• SHORT TASK:
Report how many lines in the records below contain the word "this". Give only the number.

• EXTRACTED INFORMATION:

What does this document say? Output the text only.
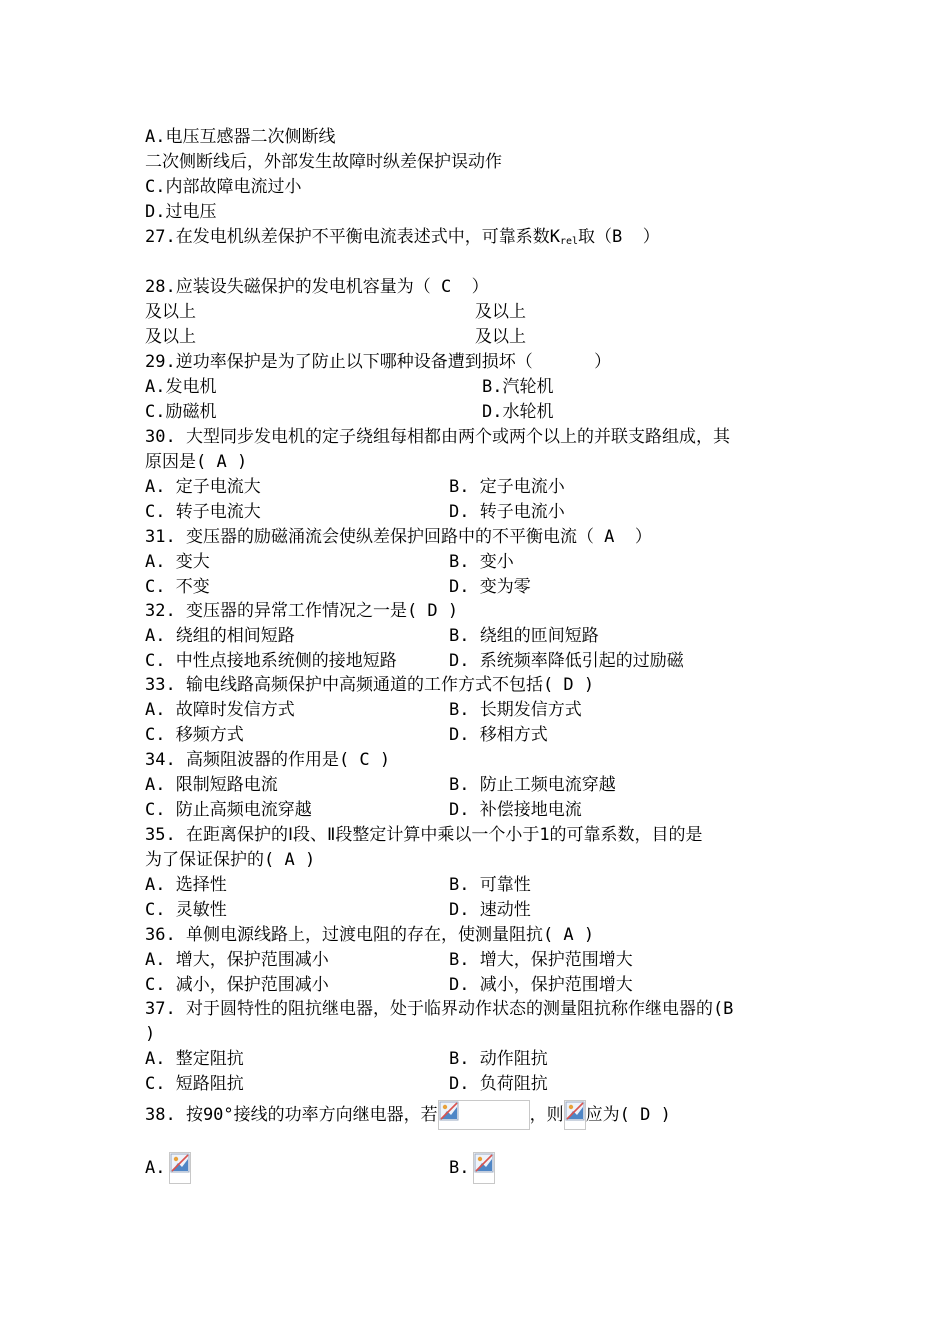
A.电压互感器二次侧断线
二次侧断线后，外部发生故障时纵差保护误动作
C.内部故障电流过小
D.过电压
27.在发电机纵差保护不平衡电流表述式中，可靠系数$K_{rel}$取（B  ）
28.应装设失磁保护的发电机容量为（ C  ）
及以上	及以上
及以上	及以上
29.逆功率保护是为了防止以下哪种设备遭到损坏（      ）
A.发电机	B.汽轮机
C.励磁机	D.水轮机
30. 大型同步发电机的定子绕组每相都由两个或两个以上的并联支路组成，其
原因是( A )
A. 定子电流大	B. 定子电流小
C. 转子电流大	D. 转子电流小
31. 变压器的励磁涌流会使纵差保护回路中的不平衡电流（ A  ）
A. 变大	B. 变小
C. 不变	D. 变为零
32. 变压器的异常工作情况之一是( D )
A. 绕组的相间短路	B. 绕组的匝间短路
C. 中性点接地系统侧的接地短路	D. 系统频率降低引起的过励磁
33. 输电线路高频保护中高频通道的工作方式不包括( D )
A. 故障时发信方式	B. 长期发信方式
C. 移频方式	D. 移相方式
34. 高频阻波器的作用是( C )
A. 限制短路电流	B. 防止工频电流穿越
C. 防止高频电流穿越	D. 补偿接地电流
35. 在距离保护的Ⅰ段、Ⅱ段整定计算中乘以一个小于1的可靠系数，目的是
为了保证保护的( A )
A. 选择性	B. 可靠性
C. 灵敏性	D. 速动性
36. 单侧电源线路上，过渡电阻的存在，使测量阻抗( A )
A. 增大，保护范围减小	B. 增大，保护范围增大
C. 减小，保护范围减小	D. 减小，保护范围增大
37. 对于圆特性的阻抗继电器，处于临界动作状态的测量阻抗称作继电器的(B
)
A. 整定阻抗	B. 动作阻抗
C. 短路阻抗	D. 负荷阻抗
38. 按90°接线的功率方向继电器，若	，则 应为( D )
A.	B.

==

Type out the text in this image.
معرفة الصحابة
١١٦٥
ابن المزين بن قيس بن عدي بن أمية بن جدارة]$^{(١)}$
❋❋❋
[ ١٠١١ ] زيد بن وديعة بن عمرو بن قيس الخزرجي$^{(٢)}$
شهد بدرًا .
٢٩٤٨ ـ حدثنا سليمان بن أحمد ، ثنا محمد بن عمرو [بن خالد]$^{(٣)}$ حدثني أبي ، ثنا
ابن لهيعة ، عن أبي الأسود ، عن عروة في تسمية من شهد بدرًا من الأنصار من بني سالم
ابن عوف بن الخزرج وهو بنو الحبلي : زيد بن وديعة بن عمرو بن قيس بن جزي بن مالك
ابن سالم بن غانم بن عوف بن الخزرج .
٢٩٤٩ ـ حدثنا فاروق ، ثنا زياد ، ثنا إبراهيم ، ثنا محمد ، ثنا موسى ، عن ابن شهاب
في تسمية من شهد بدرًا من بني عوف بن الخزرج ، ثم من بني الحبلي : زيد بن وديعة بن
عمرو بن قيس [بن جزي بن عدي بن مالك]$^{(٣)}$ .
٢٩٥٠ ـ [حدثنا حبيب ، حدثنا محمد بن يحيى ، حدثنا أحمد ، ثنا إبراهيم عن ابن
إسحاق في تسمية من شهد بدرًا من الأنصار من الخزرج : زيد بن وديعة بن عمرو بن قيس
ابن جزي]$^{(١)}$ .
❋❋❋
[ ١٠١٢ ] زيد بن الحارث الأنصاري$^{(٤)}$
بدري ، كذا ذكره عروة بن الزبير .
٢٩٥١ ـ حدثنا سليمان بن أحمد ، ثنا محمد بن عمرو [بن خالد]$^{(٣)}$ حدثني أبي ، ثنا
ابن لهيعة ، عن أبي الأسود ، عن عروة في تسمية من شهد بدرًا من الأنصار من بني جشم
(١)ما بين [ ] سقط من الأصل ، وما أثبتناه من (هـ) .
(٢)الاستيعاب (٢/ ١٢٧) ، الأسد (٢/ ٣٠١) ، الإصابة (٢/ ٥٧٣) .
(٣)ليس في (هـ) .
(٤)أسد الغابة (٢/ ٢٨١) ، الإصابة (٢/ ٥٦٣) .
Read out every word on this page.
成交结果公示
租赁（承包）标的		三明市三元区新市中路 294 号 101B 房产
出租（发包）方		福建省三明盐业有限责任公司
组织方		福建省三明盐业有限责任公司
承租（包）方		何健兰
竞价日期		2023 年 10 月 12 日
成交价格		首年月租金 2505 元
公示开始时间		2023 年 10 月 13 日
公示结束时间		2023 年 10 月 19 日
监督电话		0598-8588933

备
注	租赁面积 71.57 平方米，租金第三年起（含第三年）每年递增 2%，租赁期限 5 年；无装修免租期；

• EXERCISE RESPONSE:
3